### WHAT THE TASK REQUIRES
Identify every line in the records below that contains the word "südlicher", and reproduce each one.

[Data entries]
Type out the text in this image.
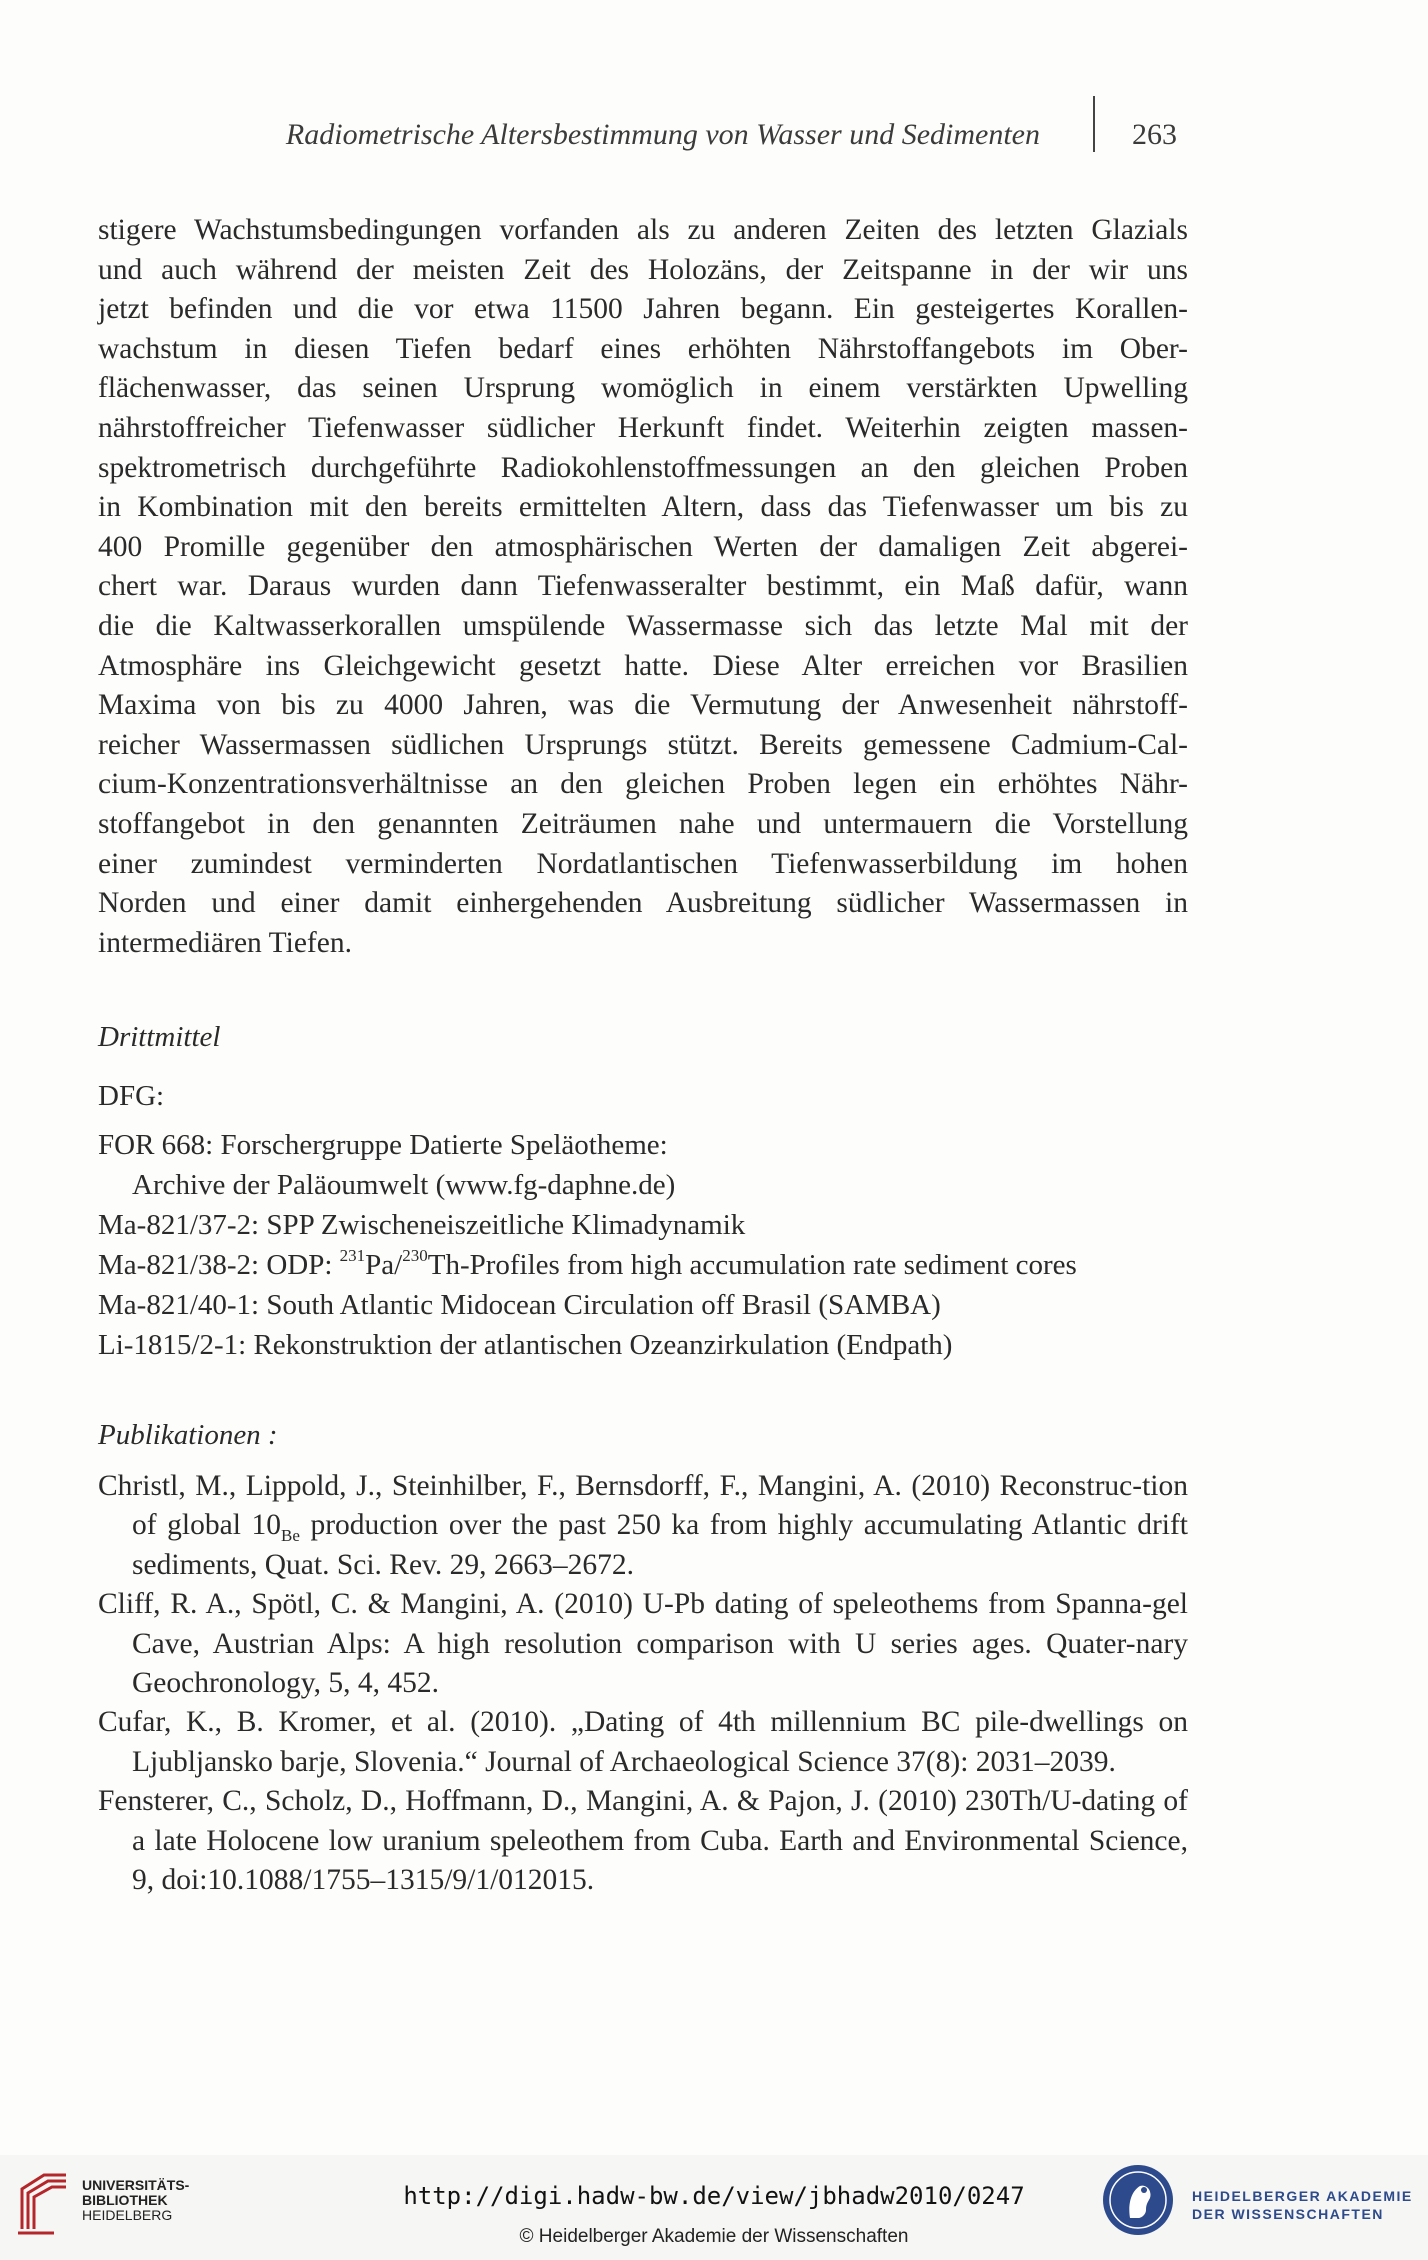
Radiometrische Altersbestimmung von Wasser und Sedimenten	263

stigere Wachstumsbedingungen vorfanden als zu anderen Zeiten des letzten Glazials

und auch während der meisten Zeit des Holozäns, der Zeitspanne in der wir uns

jetzt befinden und die vor etwa 11500 Jahren begann. Ein gesteigertes Korallen-

wachstum in diesen Tiefen bedarf eines erhöhten Nährstoffangebots im Ober-

flächenwasser, das seinen Ursprung womöglich in einem verstärkten Upwelling

nährstoffreicher Tiefenwasser südlicher Herkunft findet. Weiterhin zeigten massen-

spektrometrisch durchgeführte Radiokohlenstoffmessungen an den gleichen Proben

in Kombination mit den bereits ermittelten Altern, dass das Tiefenwasser um bis zu

400 Promille gegenüber den atmosphärischen Werten der damaligen Zeit abgerei-

chert war. Daraus wurden dann Tiefenwasseralter bestimmt, ein Maß dafür, wann

die die Kaltwasserkorallen umspülende Wassermasse sich das letzte Mal mit der

Atmosphäre ins Gleichgewicht gesetzt hatte. Diese Alter erreichen vor Brasilien

Maxima von bis zu 4000 Jahren, was die Vermutung der Anwesenheit nährstoff-

reicher Wassermassen südlichen Ursprungs stützt. Bereits gemessene Cadmium-Cal-

cium-Konzentrationsverhältnisse an den gleichen Proben legen ein erhöhtes Nähr-

stoffangebot in den genannten Zeiträumen nahe und untermauern die Vorstellung

einer zumindest verminderten Nordatlantischen Tiefenwasserbildung im hohen

Norden und einer damit einhergehenden Ausbreitung südlicher Wassermassen in

intermediären Tiefen.

Drittmittel
DFG:
FOR 668: Forschergruppe Datierte Speläotheme:
Archive der Paläoumwelt (www.fg-daphne.de)
Ma-821/37-2: SPP Zwischeneiszeitliche Klimadynamik
Ma-821/38-2: ODP: $^{231}$Pa/$^{230}$Th-Profiles from high accumulation rate sediment cores
Ma-821/40-1: South Atlantic Midocean Circulation off Brasil (SAMBA)
Li-1815/2-1: Rekonstruktion der atlantischen Ozeanzirkulation (Endpath)
Publikationen :

Christl, M., Lippold, J., Steinhilber, F., Bernsdorff, F., Mangini, A. (2010) Reconstruc-tion of global $10_{Be}$ production over the past 250 ka from highly accumulating Atlantic drift sediments, Quat. Sci. Rev. 29, 2663–2672.

Cliff, R. A., Spötl, C. & Mangini, A. (2010) U-Pb dating of speleothems from Spanna-gel Cave, Austrian Alps: A high resolution comparison with U series ages. Quater-nary Geochronology, 5, 4, 452.

Cufar, K., B. Kromer, et al. (2010). „Dating of 4th millennium BC pile-dwellings on Ljubljansko barje, Slovenia.“ Journal of Archaeological Science 37(8): 2031–2039.

Fensterer, C., Scholz, D., Hoffmann, D., Mangini, A. & Pajon, J. (2010) 230Th/U-dating of a late Holocene low uranium speleothem from Cuba. Earth and Environmental Science, 9, doi:10.1088/1755–1315/9/1/012015.

UNIVERSITÄTS-
BIBLIOTHEK
HEIDELBERG
http://digi.hadw-bw.de/view/jbhadw2010/0247
© Heidelberger Akademie der Wissenschaften
HEIDELBERGER AKADEMIE
DER WISSENSCHAFTEN
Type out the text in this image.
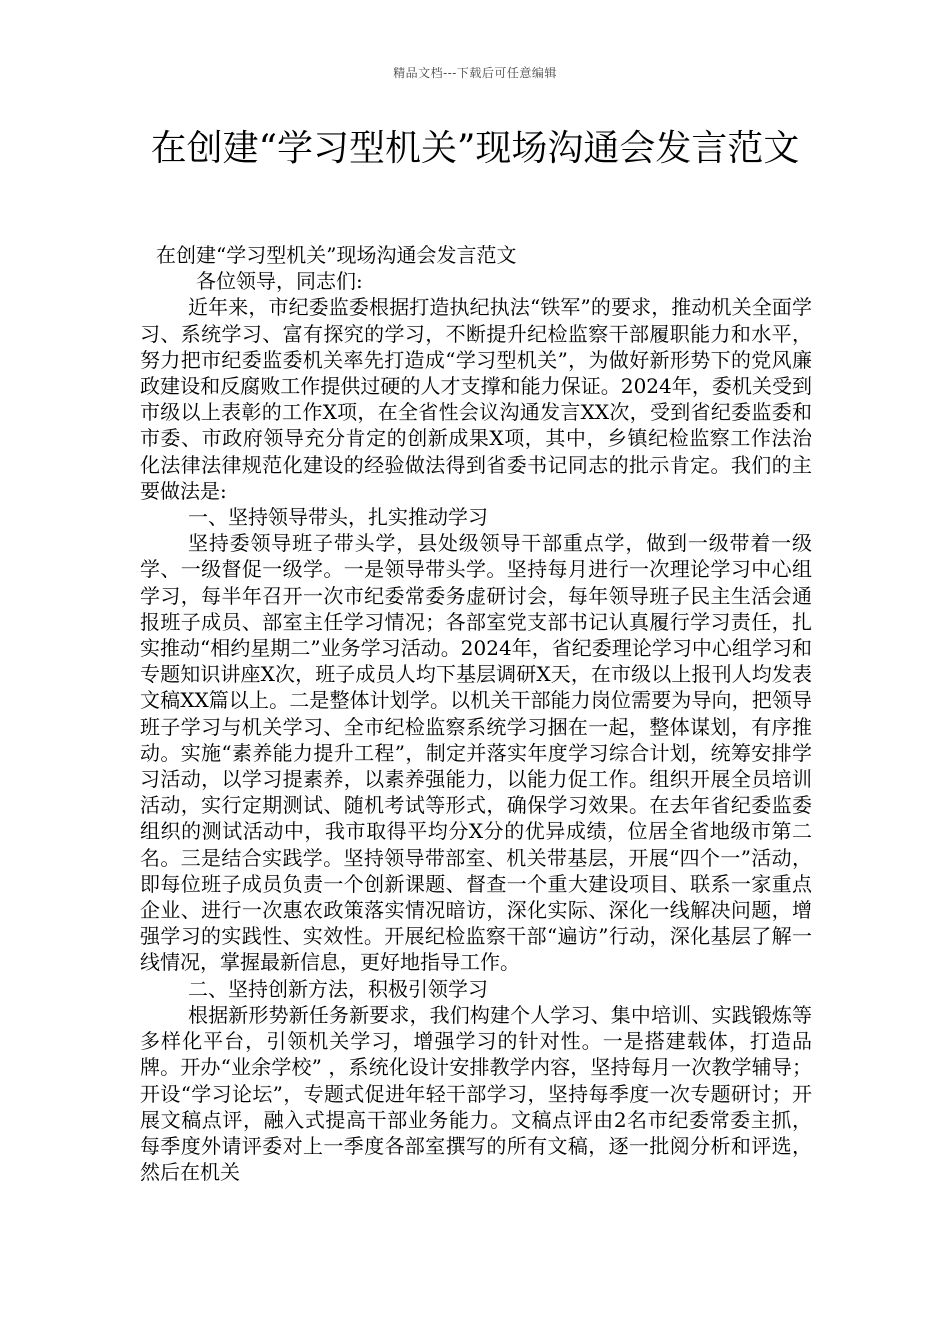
精品文档---下载后可任意编辑
在创建“学习型机关”现场沟通会发言范文

在创建“学习型机关”现场沟通会发言范文

各位领导，同志们:

近年来，市纪委监委根据打造执纪执法“铁军”的要求，推动机关全面学习、系统学习、富有探究的学习，不断提升纪检监察干部履职能力和水平，努力把市纪委监委机关率先打造成“学习型机关”，为做好新形势下的党风廉政建设和反腐败工作提供过硬的人才支撑和能力保证。2024年，委机关受到市级以上表彰的工作X项，在全省性会议沟通发言XX次，受到省纪委监委和市委、市政府领导充分肯定的创新成果X项，其中，乡镇纪检监察工作法治化法律法律规范化建设的经验做法得到省委书记同志的批示肯定。我们的主要做法是:

一、坚持领导带头，扎实推动学习

坚持委领导班子带头学，县处级领导干部重点学，做到一级带着一级学、一级督促一级学。一是领导带头学。坚持每月进行一次理论学习中心组学习，每半年召开一次市纪委常委务虚研讨会，每年领导班子民主生活会通报班子成员、部室主任学习情况；各部室党支部书记认真履行学习责任，扎实推动“相约星期二”业务学习活动。2024年，省纪委理论学习中心组学习和专题知识讲座X次，班子成员人均下基层调研X天，在市级以上报刊人均发表文稿XX篇以上。二是整体计划学。以机关干部能力岗位需要为导向，把领导班子学习与机关学习、全市纪检监察系统学习捆在一起，整体谋划，有序推动。实施“素养能力提升工程”，制定并落实年度学习综合计划，统筹安排学习活动，以学习提素养，以素养强能力，以能力促工作。组织开展全员培训活动，实行定期测试、随机考试等形式，确保学习效果。在去年省纪委监委组织的测试活动中，我市取得平均分X分的优异成绩，位居全省地级市第二名。三是结合实践学。坚持领导带部室、机关带基层，开展“四个一”活动，即每位班子成员负责一个创新课题、督查一个重大建设项目、联系一家重点企业、进行一次惠农政策落实情况暗访，深化实际、深化一线解决问题，增强学习的实践性、实效性。开展纪检监察干部“遍访”行动，深化基层了解一线情况，掌握最新信息，更好地指导工作。

二、坚持创新方法，积极引领学习

根据新形势新任务新要求，我们构建个人学习、集中培训、实践锻炼等多样化平台，引领机关学习，增强学习的针对性。一是搭建载体，打造品牌。开办“业余学校” ，系统化设计安排教学内容，坚持每月一次教学辅导；开设“学习论坛”，专题式促进年轻干部学习，坚持每季度一次专题研讨；开展文稿点评，融入式提高干部业务能力。文稿点评由2名市纪委常委主抓，每季度外请评委对上一季度各部室撰写的所有文稿，逐一批阅分析和评选，然后在机关
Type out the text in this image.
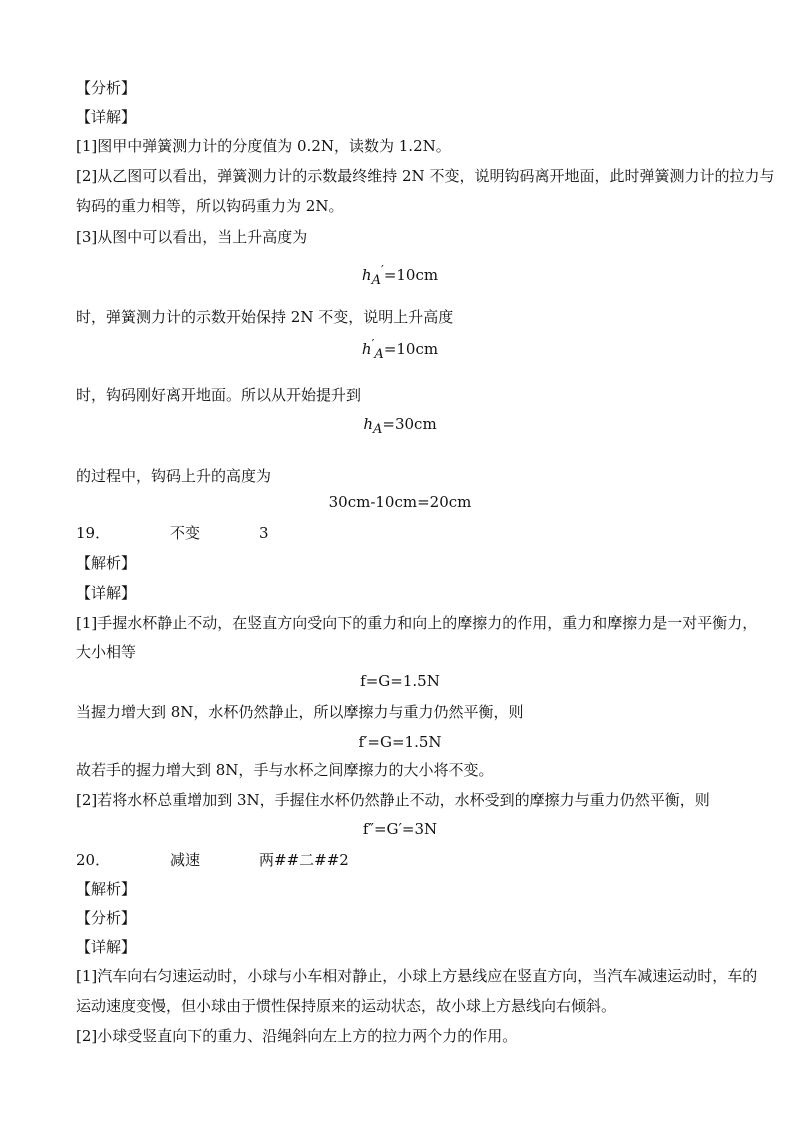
【分析】
【详解】
[1]图甲中弹簧测力计的分度值为 0.2N，读数为 1.2N。
[2]从乙图可以看出，弹簧测力计的示数最终维持 2N 不变，说明钩码离开地面，此时弹簧测力计的拉力与
钩码的重力相等，所以钩码重力为 2N。
[3]从图中可以看出，当上升高度为
$h_A'=10cm$
时，弹簧测力计的示数开始保持 2N 不变，说明上升高度
$h'_A=10cm$
时，钩码刚好离开地面。所以从开始提升到
$h_A=30cm$
的过程中，钩码上升的高度为
30cm-10cm=20cm
19．	不变	3
【解析】
【详解】
[1]手握水杯静止不动，在竖直方向受向下的重力和向上的摩擦力的作用，重力和摩擦力是一对平衡力，
大小相等
f=G=1.5N
当握力增大到 8N，水杯仍然静止，所以摩擦力与重力仍然平衡，则
f′=G=1.5N
故若手的握力增大到 8N，手与水杯之间摩擦力的大小将不变。
[2]若将水杯总重增加到 3N，手握住水杯仍然静止不动，水杯受到的摩擦力与重力仍然平衡，则
f″=G′=3N
20．	减速	两##二##2
【解析】
【分析】
【详解】
[1]汽车向右匀速运动时，小球与小车相对静止，小球上方悬线应在竖直方向，当汽车减速运动时，车的
运动速度变慢，但小球由于惯性保持原来的运动状态，故小球上方悬线向右倾斜。
[2]小球受竖直向下的重力、沿绳斜向左上方的拉力两个力的作用。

### EXPECTED ANSWER
nährstoffreicher Tiefenwasser südlicher Herkunft findet. Weiterhin zeigten massen-
Norden und einer damit einhergehenden Ausbreitung südlicher Wassermassen in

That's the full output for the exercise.